• [TASK BRIEF]: Repeat every record below exactly as it appears.

• [MATERIAL SHOWN]:
** Begin **
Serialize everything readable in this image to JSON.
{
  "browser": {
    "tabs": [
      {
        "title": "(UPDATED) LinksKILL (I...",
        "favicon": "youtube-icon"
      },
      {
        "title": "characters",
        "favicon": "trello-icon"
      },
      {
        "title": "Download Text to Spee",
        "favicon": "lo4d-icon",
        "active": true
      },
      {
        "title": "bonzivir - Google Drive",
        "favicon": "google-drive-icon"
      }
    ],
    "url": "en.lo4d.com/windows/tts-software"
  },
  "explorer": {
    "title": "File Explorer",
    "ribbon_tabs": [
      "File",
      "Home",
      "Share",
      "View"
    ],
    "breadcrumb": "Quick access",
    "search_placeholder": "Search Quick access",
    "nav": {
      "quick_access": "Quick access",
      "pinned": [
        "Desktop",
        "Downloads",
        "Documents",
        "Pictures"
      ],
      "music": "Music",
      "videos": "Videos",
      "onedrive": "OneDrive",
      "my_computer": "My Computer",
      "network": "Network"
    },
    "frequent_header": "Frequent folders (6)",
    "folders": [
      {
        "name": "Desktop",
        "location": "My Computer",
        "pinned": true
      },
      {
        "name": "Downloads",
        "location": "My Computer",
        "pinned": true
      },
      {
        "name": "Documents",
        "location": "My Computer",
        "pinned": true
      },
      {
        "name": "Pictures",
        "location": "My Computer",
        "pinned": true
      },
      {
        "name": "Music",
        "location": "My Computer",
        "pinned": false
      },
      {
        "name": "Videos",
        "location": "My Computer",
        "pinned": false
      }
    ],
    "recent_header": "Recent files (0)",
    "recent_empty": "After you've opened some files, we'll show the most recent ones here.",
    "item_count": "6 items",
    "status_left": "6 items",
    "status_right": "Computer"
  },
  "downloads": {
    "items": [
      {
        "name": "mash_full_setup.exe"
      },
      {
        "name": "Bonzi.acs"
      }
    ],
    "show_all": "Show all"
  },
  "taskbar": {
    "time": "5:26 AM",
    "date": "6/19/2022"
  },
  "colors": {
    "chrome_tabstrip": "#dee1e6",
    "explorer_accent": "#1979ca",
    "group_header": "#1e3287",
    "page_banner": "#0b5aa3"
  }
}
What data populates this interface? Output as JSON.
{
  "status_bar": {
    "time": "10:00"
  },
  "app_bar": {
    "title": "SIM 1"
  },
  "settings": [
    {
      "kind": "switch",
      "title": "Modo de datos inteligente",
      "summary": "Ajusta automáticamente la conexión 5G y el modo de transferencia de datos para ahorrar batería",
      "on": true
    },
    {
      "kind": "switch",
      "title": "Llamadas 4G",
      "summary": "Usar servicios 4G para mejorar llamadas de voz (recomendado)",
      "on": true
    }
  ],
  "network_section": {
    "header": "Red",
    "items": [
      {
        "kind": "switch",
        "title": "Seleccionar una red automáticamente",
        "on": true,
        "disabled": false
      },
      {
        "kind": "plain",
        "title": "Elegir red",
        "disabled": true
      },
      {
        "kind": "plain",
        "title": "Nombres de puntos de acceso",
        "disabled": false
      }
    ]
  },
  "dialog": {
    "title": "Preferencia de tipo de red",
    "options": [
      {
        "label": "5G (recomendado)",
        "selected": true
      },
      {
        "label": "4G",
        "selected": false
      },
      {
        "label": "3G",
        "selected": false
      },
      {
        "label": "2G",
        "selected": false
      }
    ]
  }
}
** End **
• [EXPECTED OUTPUT]:
Serialize everything readable in this image to JSON.
{
  "browser": {
    "tabs": [
      {
        "title": "(UPDATED) LinksKILL (I...",
        "favicon": "youtube-icon"
      },
      {
        "title": "characters",
        "favicon": "trello-icon"
      },
      {
        "title": "Download Text to Spee",
        "favicon": "lo4d-icon",
        "active": true
      },
      {
        "title": "bonzivir - Google Drive",
        "favicon": "google-drive-icon"
      }
    ],
    "url": "en.lo4d.com/windows/tts-software"
  },
  "explorer": {
    "title": "File Explorer",
    "ribbon_tabs": [
      "File",
      "Home",
      "Share",
      "View"
    ],
    "breadcrumb": "Quick access",
    "search_placeholder": "Search Quick access",
    "nav": {
      "quick_access": "Quick access",
      "pinned": [
        "Desktop",
        "Downloads",
        "Documents",
        "Pictures"
      ],
      "music": "Music",
      "videos": "Videos",
      "onedrive": "OneDrive",
      "my_computer": "My Computer",
      "network": "Network"
    },
    "frequent_header": "Frequent folders (6)",
    "folders": [
      {
        "name": "Desktop",
        "location": "My Computer",
        "pinned": true
      },
      {
        "name": "Downloads",
        "location": "My Computer",
        "pinned": true
      },
      {
        "name": "Documents",
        "location": "My Computer",
        "pinned": true
      },
      {
        "name": "Pictures",
        "location": "My Computer",
        "pinned": true
      },
      {
        "name": "Music",
        "location": "My Computer",
        "pinned": false
      },
      {
        "name": "Videos",
        "location": "My Computer",
        "pinned": false
      }
    ],
    "recent_header": "Recent files (0)",
    "recent_empty": "After you've opened some files, we'll show the most recent ones here.",
    "item_count": "6 items",
    "status_left": "6 items",
    "status_right": "Computer"
  },
  "downloads": {
    "items": [
      {
        "name": "mash_full_setup.exe"
      },
      {
        "name": "Bonzi.acs"
      }
    ],
    "show_all": "Show all"
  },
  "taskbar": {
    "time": "5:26 AM",
    "date": "6/19/2022"
  },
  "colors": {
    "chrome_tabstrip": "#dee1e6",
    "explorer_accent": "#1979ca",
    "group_header": "#1e3287",
    "page_banner": "#0b5aa3"
  }
}
What data populates this interface? Output as JSON.
{
  "status_bar": {
    "time": "10:00"
  },
  "app_bar": {
    "title": "SIM 1"
  },
  "settings": [
    {
      "kind": "switch",
      "title": "Modo de datos inteligente",
      "summary": "Ajusta automáticamente la conexión 5G y el modo de transferencia de datos para ahorrar batería",
      "on": true
    },
    {
      "kind": "switch",
      "title": "Llamadas 4G",
      "summary": "Usar servicios 4G para mejorar llamadas de voz (recomendado)",
      "on": true
    }
  ],
  "network_section": {
    "header": "Red",
    "items": [
      {
        "kind": "switch",
        "title": "Seleccionar una red automáticamente",
        "on": true,
        "disabled": false
      },
      {
        "kind": "plain",
        "title": "Elegir red",
        "disabled": true
      },
      {
        "kind": "plain",
        "title": "Nombres de puntos de acceso",
        "disabled": false
      }
    ]
  },
  "dialog": {
    "title": "Preferencia de tipo de red",
    "options": [
      {
        "label": "5G (recomendado)",
        "selected": true
      },
      {
        "label": "4G",
        "selected": false
      },
      {
        "label": "3G",
        "selected": false
      },
      {
        "label": "2G",
        "selected": false
      }
    ]
  }
}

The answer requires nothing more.